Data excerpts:
** BEGIN **

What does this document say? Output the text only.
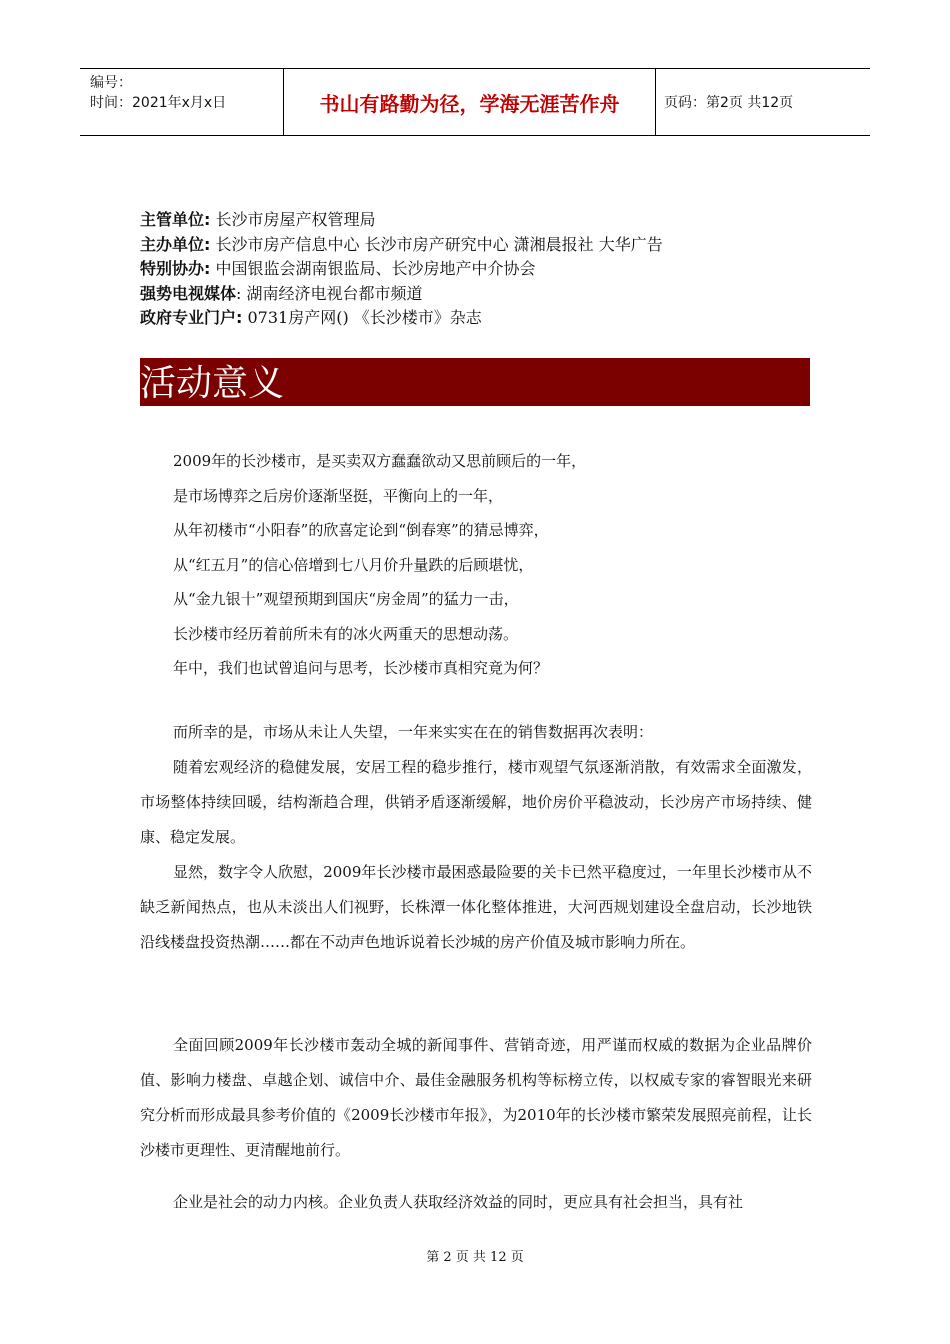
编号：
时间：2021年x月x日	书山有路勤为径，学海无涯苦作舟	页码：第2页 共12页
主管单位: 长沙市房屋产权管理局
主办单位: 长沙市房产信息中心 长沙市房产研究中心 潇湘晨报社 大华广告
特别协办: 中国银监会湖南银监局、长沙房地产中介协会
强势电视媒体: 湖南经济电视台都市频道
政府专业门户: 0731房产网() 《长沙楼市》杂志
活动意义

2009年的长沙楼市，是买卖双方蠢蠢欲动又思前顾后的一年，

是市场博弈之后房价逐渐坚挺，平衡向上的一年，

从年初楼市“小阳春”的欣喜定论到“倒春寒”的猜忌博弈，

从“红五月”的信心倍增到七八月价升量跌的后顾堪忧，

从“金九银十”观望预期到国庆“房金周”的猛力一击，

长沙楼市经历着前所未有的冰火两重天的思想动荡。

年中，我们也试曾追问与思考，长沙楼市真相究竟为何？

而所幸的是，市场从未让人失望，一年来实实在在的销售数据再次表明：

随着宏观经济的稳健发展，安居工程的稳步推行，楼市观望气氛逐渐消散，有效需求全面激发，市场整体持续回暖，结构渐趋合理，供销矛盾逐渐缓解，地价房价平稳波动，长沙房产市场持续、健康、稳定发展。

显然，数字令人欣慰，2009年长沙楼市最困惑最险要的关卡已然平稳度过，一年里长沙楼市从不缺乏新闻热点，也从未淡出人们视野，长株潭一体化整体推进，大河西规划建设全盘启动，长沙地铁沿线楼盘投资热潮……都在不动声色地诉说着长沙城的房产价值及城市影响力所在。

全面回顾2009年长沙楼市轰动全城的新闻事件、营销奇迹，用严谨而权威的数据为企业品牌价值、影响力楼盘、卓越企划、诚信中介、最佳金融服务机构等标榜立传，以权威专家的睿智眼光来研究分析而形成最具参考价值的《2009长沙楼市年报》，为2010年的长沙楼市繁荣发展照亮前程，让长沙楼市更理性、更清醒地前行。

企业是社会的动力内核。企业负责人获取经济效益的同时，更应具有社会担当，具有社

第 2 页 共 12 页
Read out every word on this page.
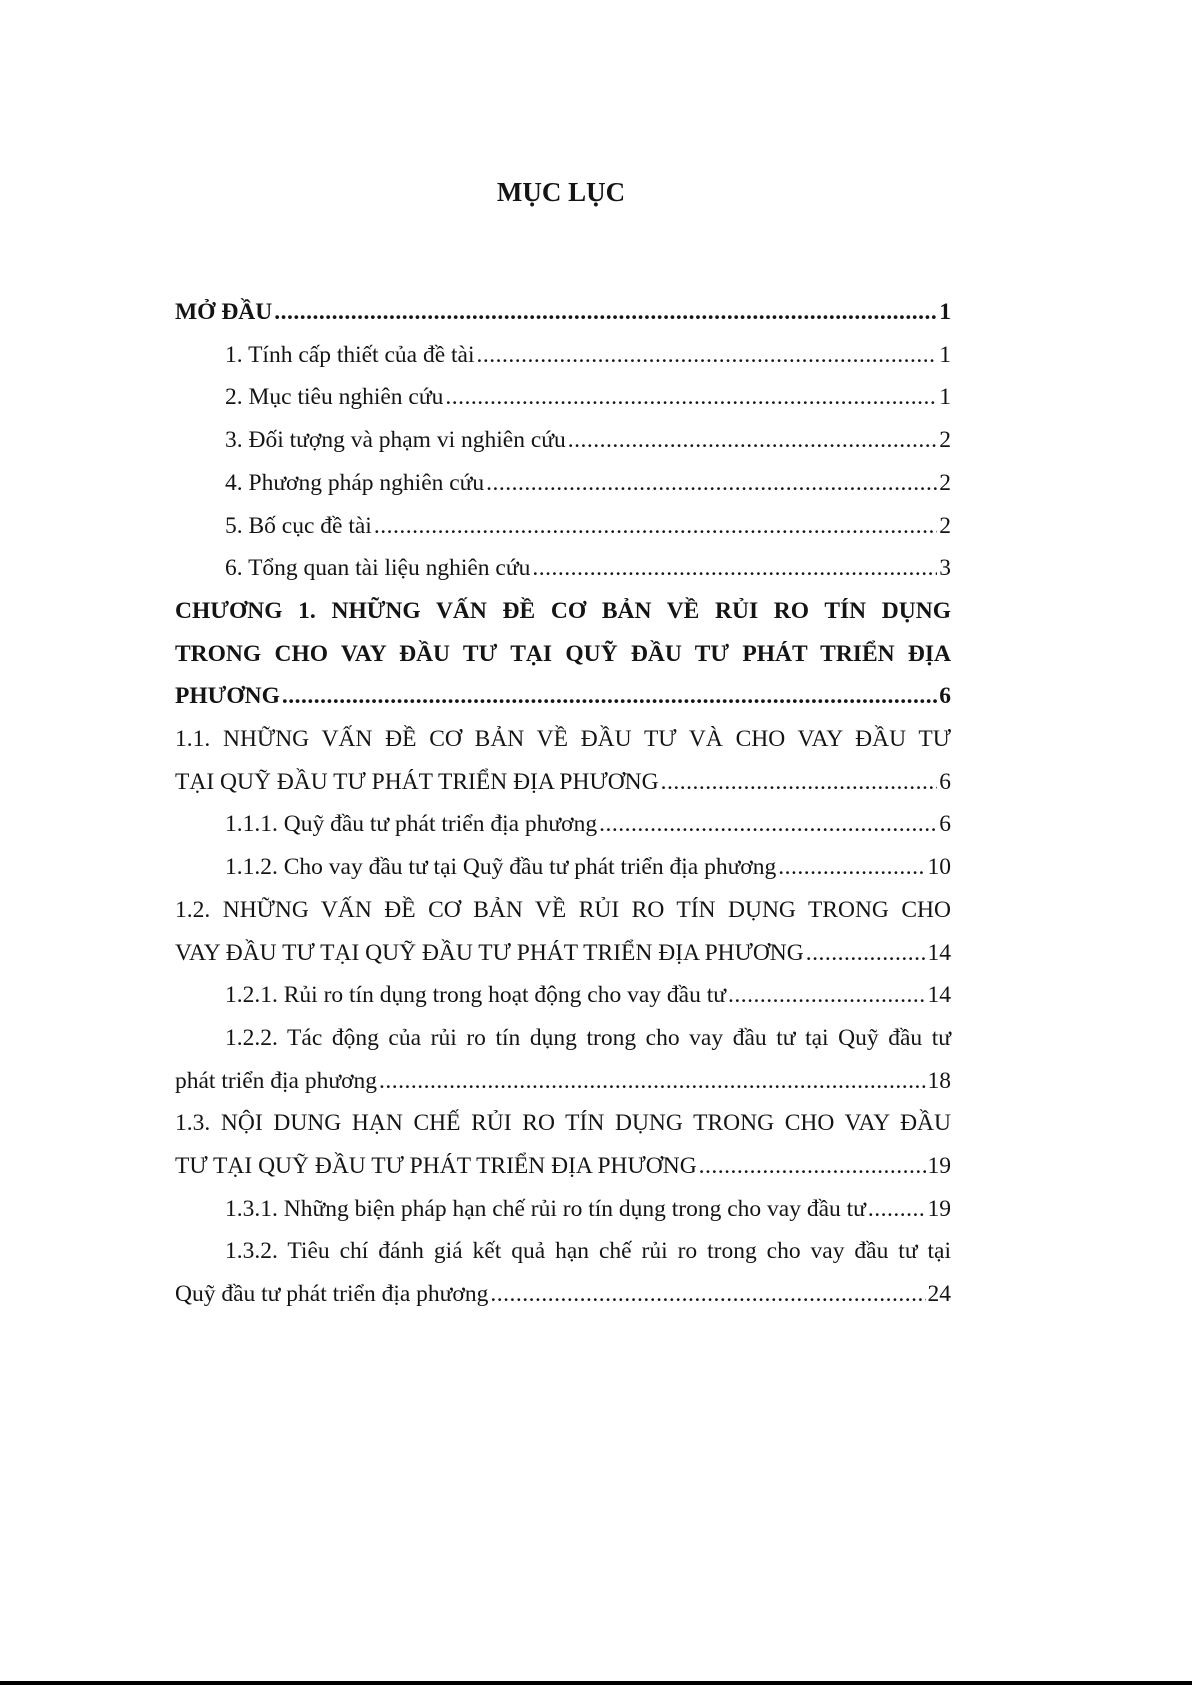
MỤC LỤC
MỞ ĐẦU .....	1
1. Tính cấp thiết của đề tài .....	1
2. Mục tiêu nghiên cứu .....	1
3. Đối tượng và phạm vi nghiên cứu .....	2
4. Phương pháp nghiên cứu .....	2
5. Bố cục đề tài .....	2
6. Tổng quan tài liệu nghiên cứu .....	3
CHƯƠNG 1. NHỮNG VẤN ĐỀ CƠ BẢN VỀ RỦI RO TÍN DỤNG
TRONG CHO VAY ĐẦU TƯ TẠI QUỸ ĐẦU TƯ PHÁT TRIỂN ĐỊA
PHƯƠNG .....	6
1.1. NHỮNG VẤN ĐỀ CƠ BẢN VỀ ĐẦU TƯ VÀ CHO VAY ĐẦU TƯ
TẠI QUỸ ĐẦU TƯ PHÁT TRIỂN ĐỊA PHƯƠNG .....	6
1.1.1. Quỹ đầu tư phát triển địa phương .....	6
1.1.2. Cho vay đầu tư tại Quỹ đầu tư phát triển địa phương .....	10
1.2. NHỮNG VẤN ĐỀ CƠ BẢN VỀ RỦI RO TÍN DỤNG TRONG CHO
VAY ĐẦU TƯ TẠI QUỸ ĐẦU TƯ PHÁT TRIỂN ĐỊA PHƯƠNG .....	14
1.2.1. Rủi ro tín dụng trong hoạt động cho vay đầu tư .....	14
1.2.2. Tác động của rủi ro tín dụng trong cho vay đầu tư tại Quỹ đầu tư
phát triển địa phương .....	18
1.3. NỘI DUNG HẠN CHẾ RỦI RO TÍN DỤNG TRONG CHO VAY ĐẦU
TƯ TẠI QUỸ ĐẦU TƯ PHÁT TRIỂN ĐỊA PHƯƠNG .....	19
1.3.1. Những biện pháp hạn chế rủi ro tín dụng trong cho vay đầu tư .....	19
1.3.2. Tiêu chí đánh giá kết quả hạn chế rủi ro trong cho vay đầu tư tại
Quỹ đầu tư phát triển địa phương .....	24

** END **

**PROBLEM DESCRIPTION:**
Above are the records. Copy exactly, and only, the lines from the line containing "Read out every word on this page." through the last one, omitting any pictures.

**RESULT BELOW:**
Read out every word on this page.
MỤC LỤC
MỞ ĐẦU .....	1
1. Tính cấp thiết của đề tài .....	1
2. Mục tiêu nghiên cứu .....	1
3. Đối tượng và phạm vi nghiên cứu .....	2
4. Phương pháp nghiên cứu .....	2
5. Bố cục đề tài .....	2
6. Tổng quan tài liệu nghiên cứu .....	3
CHƯƠNG 1. NHỮNG VẤN ĐỀ CƠ BẢN VỀ RỦI RO TÍN DỤNG
TRONG CHO VAY ĐẦU TƯ TẠI QUỸ ĐẦU TƯ PHÁT TRIỂN ĐỊA
PHƯƠNG .....	6
1.1. NHỮNG VẤN ĐỀ CƠ BẢN VỀ ĐẦU TƯ VÀ CHO VAY ĐẦU TƯ
TẠI QUỸ ĐẦU TƯ PHÁT TRIỂN ĐỊA PHƯƠNG .....	6
1.1.1. Quỹ đầu tư phát triển địa phương .....	6
1.1.2. Cho vay đầu tư tại Quỹ đầu tư phát triển địa phương .....	10
1.2. NHỮNG VẤN ĐỀ CƠ BẢN VỀ RỦI RO TÍN DỤNG TRONG CHO
VAY ĐẦU TƯ TẠI QUỸ ĐẦU TƯ PHÁT TRIỂN ĐỊA PHƯƠNG .....	14
1.2.1. Rủi ro tín dụng trong hoạt động cho vay đầu tư .....	14
1.2.2. Tác động của rủi ro tín dụng trong cho vay đầu tư tại Quỹ đầu tư
phát triển địa phương .....	18
1.3. NỘI DUNG HẠN CHẾ RỦI RO TÍN DỤNG TRONG CHO VAY ĐẦU
TƯ TẠI QUỸ ĐẦU TƯ PHÁT TRIỂN ĐỊA PHƯƠNG .....	19
1.3.1. Những biện pháp hạn chế rủi ro tín dụng trong cho vay đầu tư .....	19
1.3.2. Tiêu chí đánh giá kết quả hạn chế rủi ro trong cho vay đầu tư tại
Quỹ đầu tư phát triển địa phương .....	24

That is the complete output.